[Figure collection entries]
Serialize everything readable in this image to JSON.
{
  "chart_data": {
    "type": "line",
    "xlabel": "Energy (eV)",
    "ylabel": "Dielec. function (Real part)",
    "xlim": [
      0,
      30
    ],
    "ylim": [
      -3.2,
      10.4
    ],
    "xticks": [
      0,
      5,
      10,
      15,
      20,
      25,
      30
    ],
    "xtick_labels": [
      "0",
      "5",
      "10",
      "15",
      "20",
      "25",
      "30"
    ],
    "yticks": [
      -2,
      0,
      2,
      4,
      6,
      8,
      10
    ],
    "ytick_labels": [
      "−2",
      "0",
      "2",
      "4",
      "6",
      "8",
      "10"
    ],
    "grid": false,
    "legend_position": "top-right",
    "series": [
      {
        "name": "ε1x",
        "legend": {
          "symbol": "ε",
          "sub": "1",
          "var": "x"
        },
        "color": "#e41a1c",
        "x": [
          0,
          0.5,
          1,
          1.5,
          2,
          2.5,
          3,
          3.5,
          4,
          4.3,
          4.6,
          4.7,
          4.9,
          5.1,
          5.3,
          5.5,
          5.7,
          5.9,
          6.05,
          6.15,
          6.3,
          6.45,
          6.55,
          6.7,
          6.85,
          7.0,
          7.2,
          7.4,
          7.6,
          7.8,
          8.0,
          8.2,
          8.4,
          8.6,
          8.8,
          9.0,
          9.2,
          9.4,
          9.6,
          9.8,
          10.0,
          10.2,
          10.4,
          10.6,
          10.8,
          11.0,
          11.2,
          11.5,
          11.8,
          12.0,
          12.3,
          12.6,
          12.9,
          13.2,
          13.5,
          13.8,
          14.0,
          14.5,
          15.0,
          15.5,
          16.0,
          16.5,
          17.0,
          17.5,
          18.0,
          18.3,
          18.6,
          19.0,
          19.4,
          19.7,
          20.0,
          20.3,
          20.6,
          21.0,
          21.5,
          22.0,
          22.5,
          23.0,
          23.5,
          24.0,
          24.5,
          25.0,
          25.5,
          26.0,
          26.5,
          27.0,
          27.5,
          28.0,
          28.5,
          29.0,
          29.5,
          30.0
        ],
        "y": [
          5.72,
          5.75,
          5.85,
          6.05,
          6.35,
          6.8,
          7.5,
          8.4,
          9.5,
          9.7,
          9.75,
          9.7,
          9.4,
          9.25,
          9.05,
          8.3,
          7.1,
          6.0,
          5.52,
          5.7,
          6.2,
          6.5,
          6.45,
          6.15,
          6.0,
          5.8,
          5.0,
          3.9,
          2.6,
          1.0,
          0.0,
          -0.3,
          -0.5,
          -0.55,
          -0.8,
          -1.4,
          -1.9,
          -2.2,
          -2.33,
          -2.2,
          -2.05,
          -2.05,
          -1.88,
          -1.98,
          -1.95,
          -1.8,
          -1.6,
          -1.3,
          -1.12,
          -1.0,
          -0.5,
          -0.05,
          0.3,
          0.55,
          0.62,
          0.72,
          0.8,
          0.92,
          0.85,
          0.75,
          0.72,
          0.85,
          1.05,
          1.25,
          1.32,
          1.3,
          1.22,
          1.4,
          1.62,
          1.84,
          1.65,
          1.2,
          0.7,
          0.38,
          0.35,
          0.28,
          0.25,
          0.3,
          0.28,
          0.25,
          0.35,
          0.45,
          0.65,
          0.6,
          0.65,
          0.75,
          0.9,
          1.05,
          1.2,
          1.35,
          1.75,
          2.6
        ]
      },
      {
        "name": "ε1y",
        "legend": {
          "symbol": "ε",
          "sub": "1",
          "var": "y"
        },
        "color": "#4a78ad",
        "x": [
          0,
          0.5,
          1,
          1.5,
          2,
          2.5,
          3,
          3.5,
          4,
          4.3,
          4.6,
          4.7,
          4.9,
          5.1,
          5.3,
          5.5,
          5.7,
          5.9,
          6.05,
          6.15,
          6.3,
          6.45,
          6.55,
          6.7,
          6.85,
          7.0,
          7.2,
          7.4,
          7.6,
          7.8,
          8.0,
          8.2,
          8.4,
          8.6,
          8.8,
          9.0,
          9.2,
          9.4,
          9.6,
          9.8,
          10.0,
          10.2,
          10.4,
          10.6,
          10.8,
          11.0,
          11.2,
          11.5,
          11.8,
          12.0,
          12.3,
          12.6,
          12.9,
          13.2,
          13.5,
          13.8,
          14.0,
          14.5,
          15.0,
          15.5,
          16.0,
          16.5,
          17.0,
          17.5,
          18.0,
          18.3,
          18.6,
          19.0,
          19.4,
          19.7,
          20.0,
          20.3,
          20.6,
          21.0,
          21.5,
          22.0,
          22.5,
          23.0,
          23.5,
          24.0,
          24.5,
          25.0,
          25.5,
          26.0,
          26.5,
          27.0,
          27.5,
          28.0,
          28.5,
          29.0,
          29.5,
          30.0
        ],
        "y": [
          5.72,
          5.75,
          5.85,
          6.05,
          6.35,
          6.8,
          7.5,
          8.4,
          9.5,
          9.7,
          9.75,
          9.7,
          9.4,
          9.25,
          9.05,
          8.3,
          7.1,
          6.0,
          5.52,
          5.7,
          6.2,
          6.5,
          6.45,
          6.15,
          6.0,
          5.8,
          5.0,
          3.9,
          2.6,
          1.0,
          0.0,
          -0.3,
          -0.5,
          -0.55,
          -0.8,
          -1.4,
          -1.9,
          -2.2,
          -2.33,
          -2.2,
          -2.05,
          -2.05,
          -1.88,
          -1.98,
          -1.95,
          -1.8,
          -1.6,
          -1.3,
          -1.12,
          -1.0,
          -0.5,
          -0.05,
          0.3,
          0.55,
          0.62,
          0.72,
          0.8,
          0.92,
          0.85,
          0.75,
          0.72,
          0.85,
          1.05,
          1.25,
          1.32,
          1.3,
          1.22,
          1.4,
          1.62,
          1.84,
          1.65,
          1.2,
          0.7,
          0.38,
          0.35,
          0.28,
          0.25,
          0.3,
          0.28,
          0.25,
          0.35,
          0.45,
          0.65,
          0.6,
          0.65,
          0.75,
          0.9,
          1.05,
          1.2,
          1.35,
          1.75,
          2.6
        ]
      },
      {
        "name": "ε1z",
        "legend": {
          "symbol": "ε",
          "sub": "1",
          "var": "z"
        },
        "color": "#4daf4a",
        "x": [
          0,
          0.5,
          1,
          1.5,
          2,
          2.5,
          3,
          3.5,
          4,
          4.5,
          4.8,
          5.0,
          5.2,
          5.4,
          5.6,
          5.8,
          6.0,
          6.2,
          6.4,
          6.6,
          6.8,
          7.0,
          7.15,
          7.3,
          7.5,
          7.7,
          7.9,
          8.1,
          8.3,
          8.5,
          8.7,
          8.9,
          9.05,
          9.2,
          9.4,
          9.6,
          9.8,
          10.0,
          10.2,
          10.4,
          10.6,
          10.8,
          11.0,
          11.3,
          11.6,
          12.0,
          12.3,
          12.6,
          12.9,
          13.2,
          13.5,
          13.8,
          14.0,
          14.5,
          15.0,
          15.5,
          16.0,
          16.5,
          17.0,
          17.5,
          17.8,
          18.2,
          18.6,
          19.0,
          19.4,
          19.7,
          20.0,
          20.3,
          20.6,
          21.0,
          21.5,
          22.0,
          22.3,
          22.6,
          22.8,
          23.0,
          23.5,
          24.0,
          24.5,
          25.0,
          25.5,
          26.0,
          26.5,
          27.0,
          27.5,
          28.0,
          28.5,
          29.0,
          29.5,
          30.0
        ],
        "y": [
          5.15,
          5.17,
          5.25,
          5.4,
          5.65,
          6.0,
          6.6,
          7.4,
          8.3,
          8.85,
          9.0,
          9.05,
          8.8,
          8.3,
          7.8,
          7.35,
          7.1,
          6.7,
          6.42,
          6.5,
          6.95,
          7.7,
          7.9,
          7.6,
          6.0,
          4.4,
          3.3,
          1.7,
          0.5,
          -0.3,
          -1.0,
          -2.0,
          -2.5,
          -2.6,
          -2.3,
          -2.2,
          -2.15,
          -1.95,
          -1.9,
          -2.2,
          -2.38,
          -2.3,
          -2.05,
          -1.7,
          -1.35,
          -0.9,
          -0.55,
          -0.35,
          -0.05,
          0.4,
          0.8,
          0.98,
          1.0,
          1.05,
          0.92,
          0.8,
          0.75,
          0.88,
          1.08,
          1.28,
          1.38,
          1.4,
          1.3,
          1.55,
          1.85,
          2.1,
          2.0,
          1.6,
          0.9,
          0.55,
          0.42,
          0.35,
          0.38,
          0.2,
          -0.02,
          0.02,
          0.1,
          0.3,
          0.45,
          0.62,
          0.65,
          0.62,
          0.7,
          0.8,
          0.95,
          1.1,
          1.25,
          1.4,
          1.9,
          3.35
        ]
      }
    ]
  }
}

==

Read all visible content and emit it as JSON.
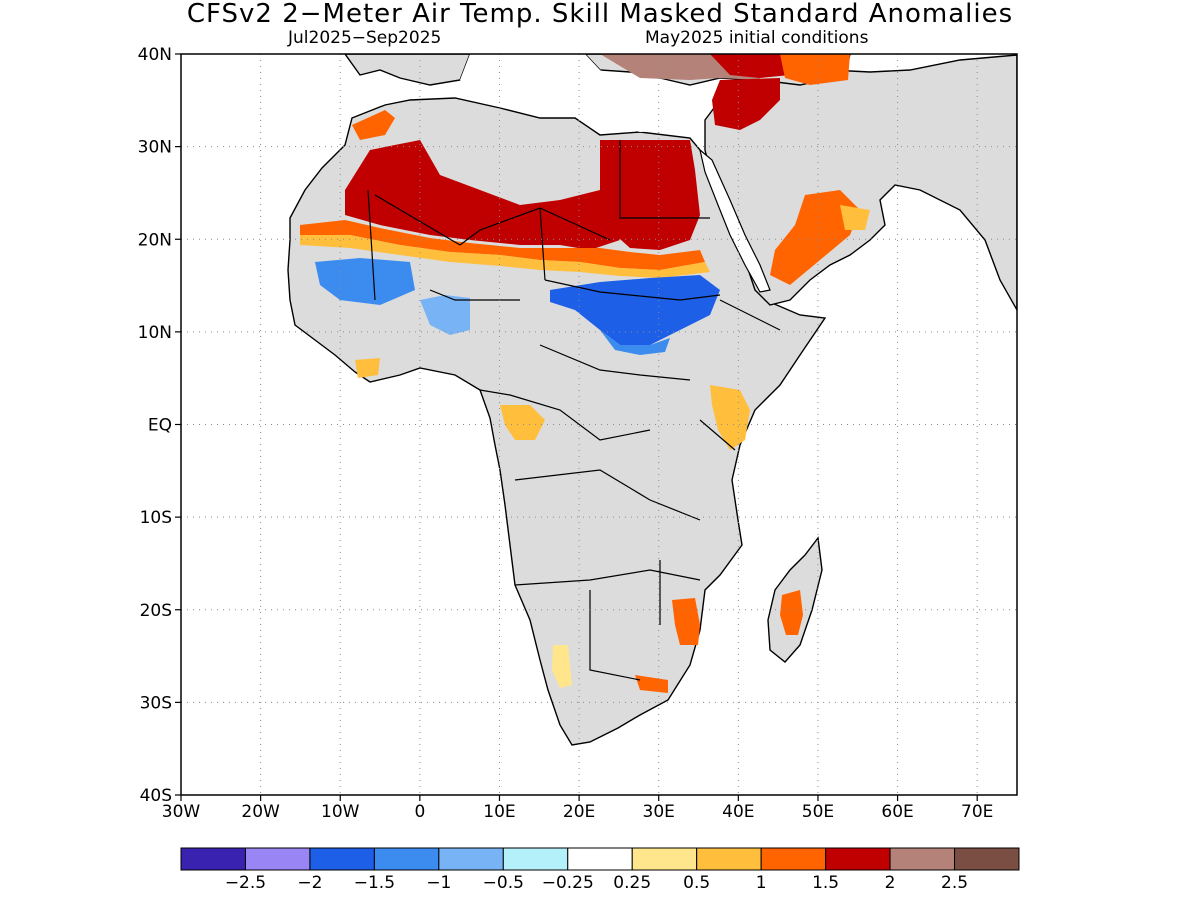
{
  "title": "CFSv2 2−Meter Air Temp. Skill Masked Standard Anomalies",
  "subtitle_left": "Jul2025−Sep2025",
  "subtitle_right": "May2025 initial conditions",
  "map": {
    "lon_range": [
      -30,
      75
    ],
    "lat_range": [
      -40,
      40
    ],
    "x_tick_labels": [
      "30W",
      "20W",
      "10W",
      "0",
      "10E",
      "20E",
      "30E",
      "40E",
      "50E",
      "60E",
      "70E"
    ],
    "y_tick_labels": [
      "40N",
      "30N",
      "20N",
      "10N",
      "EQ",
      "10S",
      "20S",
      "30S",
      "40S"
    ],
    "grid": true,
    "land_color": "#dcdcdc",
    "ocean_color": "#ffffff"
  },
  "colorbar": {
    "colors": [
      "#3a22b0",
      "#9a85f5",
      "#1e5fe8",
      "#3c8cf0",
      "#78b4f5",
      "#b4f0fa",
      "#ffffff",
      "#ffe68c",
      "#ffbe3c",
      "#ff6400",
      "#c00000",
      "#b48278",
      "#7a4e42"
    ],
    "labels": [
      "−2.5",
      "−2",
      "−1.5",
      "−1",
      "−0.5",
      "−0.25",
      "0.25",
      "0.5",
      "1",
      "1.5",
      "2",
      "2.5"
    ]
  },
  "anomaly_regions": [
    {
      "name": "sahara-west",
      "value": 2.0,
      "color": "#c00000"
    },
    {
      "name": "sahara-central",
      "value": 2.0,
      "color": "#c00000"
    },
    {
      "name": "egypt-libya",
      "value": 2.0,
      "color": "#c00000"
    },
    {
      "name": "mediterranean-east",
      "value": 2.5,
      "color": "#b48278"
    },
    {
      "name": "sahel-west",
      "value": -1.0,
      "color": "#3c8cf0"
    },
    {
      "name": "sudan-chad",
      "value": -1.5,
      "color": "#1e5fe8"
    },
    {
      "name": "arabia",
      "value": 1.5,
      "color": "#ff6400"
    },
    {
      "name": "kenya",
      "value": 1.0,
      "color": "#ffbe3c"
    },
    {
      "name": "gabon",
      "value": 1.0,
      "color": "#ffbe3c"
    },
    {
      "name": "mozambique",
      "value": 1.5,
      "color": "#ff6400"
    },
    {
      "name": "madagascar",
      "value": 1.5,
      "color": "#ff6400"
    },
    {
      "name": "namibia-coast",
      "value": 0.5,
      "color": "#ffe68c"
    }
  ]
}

...

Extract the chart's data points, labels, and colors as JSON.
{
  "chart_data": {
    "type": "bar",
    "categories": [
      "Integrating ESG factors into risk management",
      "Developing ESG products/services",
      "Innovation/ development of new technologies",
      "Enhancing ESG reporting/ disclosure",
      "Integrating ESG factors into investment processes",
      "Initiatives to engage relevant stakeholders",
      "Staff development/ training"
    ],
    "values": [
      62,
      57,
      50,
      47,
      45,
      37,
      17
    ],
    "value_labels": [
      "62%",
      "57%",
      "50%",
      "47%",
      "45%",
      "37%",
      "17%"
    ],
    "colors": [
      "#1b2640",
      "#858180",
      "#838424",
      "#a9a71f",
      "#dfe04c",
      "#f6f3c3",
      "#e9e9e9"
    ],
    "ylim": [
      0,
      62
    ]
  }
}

§ **Problem description**:
From the entries above, select each line containing the string "development".

§ **Result of the exercise**:
      "Innovation/ development of new technologies",
      "Staff development/ training"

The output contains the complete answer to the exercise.